— DATA SUPPLIED —
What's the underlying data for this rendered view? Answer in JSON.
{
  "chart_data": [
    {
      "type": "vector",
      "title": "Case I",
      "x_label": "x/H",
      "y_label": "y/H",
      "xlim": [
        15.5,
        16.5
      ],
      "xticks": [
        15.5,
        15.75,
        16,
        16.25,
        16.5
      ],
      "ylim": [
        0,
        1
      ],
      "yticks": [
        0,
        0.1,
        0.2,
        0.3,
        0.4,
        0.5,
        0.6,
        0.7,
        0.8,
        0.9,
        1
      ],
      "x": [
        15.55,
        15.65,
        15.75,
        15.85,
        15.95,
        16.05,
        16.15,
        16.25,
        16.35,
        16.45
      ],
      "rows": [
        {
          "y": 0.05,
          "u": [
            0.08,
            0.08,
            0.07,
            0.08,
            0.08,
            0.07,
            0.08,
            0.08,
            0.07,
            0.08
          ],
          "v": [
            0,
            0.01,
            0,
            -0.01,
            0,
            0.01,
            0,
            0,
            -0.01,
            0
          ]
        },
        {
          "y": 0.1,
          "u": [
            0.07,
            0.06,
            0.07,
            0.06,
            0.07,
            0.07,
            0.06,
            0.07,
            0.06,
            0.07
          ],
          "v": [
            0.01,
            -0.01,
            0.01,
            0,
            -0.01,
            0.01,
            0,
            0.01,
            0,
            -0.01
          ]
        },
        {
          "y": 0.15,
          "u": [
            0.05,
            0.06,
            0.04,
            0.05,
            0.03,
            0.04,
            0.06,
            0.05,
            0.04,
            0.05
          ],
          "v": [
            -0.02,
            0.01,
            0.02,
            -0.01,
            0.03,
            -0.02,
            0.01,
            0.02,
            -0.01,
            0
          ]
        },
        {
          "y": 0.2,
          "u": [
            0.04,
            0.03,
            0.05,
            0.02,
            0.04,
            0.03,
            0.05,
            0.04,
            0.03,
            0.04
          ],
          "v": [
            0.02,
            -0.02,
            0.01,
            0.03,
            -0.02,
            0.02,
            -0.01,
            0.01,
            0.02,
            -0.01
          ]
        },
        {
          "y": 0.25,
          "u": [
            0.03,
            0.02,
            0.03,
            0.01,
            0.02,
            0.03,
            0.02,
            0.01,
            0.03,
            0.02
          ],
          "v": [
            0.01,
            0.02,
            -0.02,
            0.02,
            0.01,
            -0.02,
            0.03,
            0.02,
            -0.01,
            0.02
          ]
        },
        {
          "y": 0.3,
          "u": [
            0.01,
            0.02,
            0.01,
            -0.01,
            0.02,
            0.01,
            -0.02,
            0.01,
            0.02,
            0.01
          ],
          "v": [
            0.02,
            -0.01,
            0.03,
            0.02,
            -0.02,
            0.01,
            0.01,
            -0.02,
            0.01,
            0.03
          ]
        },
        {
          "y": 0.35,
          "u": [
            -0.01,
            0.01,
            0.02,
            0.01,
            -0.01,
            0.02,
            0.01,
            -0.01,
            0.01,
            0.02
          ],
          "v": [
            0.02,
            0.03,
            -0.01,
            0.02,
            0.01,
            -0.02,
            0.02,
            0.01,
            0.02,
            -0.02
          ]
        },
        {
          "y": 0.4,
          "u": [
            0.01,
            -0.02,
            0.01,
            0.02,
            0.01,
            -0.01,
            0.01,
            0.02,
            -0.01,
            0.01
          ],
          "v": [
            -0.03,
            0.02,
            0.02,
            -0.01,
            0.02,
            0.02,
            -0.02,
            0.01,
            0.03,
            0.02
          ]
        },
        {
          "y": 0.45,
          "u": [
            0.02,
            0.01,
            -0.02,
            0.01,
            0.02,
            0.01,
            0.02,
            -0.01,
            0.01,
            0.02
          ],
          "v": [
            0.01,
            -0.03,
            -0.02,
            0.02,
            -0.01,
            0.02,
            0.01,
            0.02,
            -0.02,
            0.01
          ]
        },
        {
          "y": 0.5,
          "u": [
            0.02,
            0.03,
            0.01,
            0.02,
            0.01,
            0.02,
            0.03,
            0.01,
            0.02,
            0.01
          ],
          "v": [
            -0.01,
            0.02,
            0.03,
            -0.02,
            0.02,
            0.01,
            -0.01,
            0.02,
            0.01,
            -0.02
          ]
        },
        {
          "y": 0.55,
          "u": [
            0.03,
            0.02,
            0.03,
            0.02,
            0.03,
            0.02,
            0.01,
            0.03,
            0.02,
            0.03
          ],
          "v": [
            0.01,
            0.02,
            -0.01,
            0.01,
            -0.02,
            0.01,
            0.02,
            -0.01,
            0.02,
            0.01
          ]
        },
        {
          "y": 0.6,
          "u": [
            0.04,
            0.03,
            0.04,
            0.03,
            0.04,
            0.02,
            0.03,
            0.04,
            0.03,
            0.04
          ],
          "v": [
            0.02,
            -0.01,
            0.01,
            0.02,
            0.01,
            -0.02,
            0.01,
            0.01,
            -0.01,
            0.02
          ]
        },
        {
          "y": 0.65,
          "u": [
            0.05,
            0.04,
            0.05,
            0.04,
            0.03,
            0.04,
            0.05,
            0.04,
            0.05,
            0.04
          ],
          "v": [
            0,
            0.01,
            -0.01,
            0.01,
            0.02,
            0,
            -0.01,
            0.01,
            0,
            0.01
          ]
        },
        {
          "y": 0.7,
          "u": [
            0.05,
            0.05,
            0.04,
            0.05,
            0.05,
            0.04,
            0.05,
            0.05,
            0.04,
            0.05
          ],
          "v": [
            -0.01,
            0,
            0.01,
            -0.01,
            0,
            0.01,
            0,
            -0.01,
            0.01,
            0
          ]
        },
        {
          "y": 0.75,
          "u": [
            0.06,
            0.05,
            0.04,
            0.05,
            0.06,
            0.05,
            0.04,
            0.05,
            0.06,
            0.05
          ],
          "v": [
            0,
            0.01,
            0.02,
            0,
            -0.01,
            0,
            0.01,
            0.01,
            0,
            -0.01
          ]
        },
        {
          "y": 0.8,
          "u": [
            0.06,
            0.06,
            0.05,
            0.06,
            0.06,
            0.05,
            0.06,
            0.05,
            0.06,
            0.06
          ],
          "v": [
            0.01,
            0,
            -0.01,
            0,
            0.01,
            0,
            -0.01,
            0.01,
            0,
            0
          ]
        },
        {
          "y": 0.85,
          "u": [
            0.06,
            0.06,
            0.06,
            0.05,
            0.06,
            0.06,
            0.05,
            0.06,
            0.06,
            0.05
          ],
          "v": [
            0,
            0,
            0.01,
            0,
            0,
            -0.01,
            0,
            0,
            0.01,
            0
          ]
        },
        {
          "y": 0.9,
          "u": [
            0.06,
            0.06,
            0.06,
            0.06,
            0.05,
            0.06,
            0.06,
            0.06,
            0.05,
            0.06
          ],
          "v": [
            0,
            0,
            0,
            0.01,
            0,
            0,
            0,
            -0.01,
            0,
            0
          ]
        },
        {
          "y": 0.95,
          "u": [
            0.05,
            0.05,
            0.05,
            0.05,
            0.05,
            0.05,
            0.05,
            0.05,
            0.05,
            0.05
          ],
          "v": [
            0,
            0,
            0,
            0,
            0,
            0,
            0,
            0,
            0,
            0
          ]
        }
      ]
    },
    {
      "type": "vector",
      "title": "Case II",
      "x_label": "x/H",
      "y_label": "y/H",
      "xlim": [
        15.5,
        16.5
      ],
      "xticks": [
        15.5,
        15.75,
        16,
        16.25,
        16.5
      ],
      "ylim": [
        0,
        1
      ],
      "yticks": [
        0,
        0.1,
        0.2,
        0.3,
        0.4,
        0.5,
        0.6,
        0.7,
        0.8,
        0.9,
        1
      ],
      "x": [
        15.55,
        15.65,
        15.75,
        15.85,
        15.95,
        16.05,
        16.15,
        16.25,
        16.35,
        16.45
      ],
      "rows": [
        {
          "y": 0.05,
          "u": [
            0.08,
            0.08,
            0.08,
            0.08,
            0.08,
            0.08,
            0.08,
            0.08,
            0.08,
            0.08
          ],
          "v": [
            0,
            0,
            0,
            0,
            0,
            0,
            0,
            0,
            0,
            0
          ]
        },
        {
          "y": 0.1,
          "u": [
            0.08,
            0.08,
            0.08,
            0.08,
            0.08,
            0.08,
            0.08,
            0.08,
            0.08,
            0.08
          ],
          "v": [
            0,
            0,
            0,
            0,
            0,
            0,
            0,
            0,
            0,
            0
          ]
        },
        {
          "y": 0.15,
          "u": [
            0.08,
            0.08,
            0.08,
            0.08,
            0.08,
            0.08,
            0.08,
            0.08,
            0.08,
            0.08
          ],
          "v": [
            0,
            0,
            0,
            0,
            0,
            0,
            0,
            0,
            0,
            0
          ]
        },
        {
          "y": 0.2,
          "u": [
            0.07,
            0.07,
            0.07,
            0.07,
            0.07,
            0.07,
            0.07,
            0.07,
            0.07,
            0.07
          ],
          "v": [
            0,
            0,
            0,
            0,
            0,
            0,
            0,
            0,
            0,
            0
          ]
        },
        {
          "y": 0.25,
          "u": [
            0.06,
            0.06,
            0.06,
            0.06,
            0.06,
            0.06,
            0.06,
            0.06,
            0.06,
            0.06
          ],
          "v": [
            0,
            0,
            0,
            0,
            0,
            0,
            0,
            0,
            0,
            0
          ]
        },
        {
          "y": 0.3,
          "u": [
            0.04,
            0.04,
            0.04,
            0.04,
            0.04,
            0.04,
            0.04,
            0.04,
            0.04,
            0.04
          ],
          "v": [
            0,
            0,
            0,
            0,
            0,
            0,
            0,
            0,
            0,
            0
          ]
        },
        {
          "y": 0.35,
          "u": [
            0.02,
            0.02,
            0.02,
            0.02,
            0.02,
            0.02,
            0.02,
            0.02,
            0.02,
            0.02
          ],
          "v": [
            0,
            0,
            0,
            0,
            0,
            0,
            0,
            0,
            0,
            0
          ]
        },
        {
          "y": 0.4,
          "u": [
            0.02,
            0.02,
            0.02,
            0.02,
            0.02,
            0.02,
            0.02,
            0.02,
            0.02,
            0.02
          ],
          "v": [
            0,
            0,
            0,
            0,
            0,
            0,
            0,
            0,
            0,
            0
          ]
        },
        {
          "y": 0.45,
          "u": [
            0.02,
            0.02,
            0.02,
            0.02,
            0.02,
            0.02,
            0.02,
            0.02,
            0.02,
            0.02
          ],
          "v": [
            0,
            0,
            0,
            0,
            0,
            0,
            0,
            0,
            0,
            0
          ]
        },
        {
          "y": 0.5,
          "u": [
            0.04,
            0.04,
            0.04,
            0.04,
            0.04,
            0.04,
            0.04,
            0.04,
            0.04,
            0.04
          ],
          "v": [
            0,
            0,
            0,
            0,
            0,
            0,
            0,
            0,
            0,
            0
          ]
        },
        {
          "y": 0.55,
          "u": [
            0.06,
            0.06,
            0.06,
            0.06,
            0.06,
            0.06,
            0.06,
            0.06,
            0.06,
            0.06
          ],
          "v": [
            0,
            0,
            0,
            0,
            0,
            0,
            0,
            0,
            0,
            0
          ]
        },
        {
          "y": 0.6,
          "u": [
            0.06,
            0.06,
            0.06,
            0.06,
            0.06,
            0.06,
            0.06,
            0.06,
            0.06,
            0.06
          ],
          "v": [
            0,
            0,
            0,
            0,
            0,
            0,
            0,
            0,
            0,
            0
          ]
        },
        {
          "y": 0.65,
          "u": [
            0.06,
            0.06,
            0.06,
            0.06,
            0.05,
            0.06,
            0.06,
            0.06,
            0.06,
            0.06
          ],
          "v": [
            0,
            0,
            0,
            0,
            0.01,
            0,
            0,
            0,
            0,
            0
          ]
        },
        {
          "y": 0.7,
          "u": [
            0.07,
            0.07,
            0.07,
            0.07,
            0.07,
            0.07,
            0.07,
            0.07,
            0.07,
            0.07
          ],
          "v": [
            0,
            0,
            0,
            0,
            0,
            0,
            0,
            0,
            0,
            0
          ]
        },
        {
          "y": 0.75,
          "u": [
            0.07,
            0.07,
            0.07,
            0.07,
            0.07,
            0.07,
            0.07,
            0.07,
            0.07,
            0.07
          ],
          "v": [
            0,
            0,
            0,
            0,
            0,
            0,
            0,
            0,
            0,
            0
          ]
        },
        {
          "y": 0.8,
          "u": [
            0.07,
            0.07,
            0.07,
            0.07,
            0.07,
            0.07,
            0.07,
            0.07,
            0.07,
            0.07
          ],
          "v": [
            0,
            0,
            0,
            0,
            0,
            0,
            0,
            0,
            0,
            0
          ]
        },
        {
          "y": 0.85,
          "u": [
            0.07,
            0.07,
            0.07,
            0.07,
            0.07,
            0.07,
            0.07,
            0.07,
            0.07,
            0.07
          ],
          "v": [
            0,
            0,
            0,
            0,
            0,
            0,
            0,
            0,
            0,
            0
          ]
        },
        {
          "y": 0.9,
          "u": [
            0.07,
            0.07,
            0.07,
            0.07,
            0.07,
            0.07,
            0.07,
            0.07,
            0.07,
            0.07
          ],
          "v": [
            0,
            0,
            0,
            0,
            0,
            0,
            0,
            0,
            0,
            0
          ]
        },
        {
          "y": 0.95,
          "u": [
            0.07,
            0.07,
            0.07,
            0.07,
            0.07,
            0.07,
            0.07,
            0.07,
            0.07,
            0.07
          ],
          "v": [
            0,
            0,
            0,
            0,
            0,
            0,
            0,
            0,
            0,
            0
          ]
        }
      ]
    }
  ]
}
* * *
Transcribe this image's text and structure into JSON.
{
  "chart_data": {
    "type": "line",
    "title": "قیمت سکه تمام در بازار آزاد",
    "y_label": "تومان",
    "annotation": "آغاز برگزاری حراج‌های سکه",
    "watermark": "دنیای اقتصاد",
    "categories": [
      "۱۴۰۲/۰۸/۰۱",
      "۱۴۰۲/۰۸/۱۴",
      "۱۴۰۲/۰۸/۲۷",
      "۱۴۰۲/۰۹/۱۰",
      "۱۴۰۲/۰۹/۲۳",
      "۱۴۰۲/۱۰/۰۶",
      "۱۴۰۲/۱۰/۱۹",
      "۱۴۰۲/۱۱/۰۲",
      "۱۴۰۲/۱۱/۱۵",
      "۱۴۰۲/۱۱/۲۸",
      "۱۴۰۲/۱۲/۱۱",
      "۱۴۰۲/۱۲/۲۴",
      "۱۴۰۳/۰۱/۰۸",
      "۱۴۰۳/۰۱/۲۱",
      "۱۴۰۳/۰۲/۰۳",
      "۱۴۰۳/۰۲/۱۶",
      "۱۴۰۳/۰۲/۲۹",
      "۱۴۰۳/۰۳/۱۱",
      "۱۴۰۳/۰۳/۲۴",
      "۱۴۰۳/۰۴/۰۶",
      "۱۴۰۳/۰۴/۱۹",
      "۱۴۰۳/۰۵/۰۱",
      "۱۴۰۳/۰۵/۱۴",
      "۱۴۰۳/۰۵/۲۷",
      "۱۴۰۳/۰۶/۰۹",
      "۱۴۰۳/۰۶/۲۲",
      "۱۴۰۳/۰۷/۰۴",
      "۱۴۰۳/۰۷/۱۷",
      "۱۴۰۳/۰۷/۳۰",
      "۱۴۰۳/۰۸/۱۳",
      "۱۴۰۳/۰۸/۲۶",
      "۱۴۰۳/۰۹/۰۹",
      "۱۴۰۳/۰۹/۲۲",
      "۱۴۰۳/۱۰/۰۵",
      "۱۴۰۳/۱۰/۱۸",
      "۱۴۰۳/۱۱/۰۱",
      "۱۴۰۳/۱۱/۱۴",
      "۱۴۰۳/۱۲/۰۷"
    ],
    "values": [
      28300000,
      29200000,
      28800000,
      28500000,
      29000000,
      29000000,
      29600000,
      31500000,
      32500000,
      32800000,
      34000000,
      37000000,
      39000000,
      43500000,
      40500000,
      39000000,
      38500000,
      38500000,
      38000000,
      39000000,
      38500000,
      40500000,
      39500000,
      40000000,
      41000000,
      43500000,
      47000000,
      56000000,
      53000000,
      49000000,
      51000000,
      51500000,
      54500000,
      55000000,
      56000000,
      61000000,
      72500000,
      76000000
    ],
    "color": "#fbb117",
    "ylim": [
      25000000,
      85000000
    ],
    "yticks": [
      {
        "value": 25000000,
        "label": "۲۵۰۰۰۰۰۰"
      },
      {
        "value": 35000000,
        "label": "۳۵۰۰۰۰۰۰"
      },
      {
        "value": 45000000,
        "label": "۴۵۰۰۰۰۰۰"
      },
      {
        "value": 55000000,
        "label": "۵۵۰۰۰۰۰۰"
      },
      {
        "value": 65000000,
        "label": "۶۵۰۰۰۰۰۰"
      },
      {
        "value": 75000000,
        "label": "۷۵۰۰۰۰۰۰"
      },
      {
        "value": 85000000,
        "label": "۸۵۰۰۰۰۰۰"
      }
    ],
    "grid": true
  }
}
* * *
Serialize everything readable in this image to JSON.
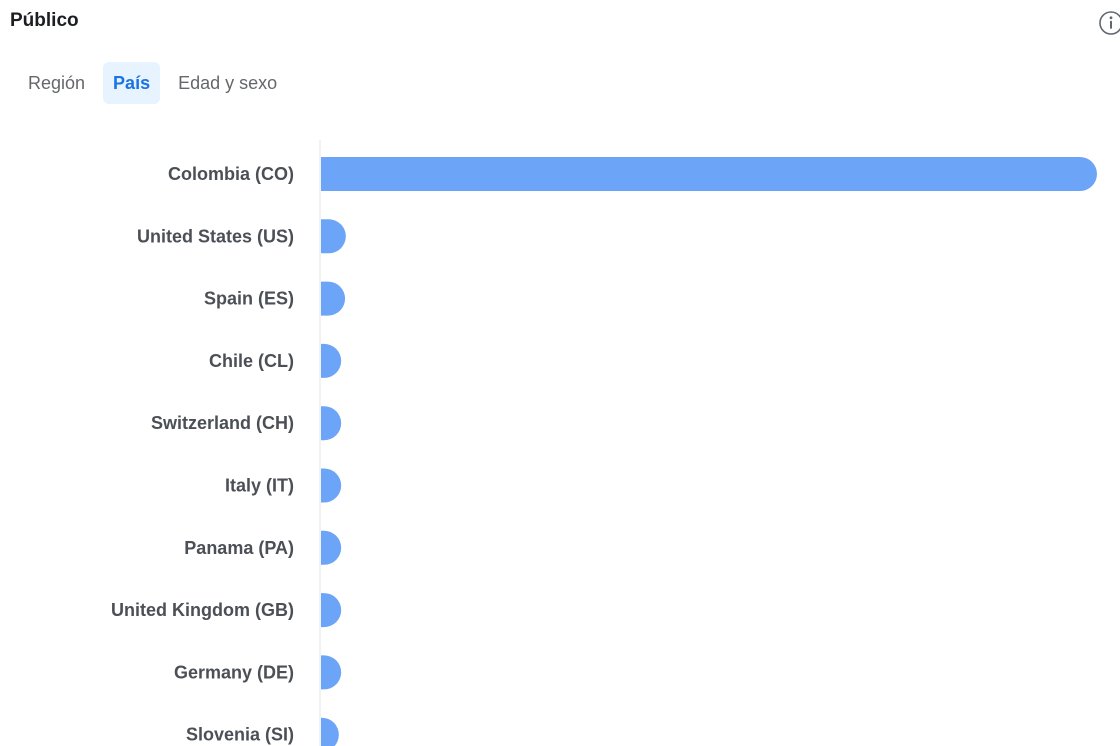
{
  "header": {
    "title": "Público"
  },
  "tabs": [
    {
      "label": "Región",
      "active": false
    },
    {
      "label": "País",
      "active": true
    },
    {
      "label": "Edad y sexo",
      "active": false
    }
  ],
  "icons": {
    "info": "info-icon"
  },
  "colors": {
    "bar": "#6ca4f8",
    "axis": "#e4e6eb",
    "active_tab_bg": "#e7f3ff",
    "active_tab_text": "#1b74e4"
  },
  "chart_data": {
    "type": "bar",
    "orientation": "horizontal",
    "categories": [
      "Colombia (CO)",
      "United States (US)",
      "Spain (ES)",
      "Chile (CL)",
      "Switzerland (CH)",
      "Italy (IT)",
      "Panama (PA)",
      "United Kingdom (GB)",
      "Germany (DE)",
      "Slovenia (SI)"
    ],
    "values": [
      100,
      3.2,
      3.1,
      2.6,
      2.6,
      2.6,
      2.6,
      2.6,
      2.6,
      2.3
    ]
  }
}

— AIM —
Extract each line holding the word "title" from the records.

— EXPECTED OUTPUT —
      "title": "Case I",
      "title": "Case II",
    "title": "قیمت سکه تمام در بازار آزاد",
    "title": "Público"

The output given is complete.